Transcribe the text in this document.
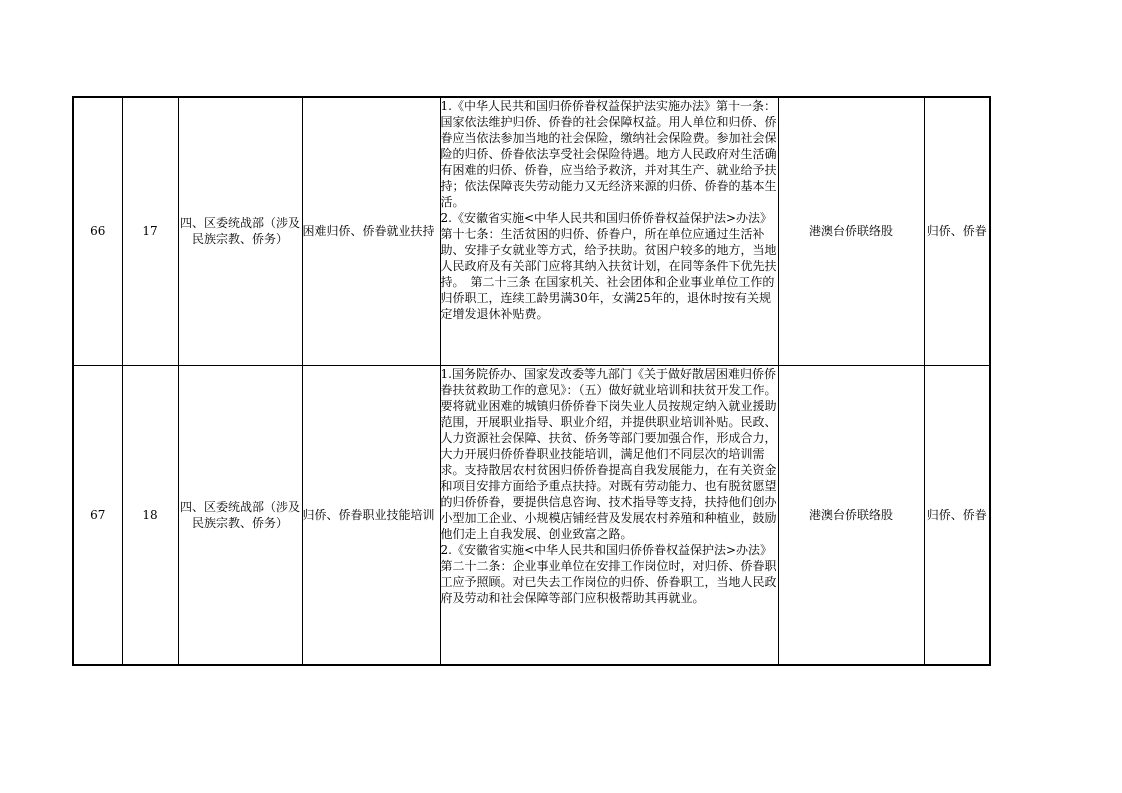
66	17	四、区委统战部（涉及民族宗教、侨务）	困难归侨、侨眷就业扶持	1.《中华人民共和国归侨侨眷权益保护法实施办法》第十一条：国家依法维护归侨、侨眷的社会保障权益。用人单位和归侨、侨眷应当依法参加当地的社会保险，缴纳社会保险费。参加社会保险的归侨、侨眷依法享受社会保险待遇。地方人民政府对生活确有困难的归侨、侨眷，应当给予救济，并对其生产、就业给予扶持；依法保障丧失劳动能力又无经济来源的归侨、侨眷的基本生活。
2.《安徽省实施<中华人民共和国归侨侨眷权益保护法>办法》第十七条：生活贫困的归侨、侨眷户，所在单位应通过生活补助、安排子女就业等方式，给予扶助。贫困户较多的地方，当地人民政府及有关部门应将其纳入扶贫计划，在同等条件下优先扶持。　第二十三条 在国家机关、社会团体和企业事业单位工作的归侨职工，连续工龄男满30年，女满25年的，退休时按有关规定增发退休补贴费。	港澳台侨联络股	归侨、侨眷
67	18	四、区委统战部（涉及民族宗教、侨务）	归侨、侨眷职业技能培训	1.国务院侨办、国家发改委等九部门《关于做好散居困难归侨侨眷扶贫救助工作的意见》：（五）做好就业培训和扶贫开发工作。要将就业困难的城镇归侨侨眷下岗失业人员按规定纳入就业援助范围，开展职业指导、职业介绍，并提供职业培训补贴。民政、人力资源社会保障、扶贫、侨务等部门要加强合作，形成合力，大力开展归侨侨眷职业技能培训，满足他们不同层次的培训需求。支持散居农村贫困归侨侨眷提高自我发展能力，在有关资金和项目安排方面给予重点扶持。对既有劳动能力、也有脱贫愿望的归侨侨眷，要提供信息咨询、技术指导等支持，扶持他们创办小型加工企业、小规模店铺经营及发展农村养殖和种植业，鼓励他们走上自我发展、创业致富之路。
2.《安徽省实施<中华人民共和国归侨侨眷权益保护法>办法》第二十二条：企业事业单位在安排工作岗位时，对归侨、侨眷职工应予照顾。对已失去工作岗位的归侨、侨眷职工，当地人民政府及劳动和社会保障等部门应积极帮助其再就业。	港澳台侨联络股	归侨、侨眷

[EXERCISE BRIEF]
Restate each line of the records exactly; pictures do not belong in the copy.

[TASK RESULT]
Transcribe the text in this document.
66	17	四、区委统战部（涉及民族宗教、侨务）	困难归侨、侨眷就业扶持	1.《中华人民共和国归侨侨眷权益保护法实施办法》第十一条：国家依法维护归侨、侨眷的社会保障权益。用人单位和归侨、侨眷应当依法参加当地的社会保险，缴纳社会保险费。参加社会保险的归侨、侨眷依法享受社会保险待遇。地方人民政府对生活确有困难的归侨、侨眷，应当给予救济，并对其生产、就业给予扶持；依法保障丧失劳动能力又无经济来源的归侨、侨眷的基本生活。
2.《安徽省实施<中华人民共和国归侨侨眷权益保护法>办法》第十七条：生活贫困的归侨、侨眷户，所在单位应通过生活补助、安排子女就业等方式，给予扶助。贫困户较多的地方，当地人民政府及有关部门应将其纳入扶贫计划，在同等条件下优先扶持。　第二十三条 在国家机关、社会团体和企业事业单位工作的归侨职工，连续工龄男满30年，女满25年的，退休时按有关规定增发退休补贴费。	港澳台侨联络股	归侨、侨眷
67	18	四、区委统战部（涉及民族宗教、侨务）	归侨、侨眷职业技能培训	1.国务院侨办、国家发改委等九部门《关于做好散居困难归侨侨眷扶贫救助工作的意见》：（五）做好就业培训和扶贫开发工作。要将就业困难的城镇归侨侨眷下岗失业人员按规定纳入就业援助范围，开展职业指导、职业介绍，并提供职业培训补贴。民政、人力资源社会保障、扶贫、侨务等部门要加强合作，形成合力，大力开展归侨侨眷职业技能培训，满足他们不同层次的培训需求。支持散居农村贫困归侨侨眷提高自我发展能力，在有关资金和项目安排方面给予重点扶持。对既有劳动能力、也有脱贫愿望的归侨侨眷，要提供信息咨询、技术指导等支持，扶持他们创办小型加工企业、小规模店铺经营及发展农村养殖和种植业，鼓励他们走上自我发展、创业致富之路。
2.《安徽省实施<中华人民共和国归侨侨眷权益保护法>办法》第二十二条：企业事业单位在安排工作岗位时，对归侨、侨眷职工应予照顾。对已失去工作岗位的归侨、侨眷职工，当地人民政府及劳动和社会保障等部门应积极帮助其再就业。	港澳台侨联络股	归侨、侨眷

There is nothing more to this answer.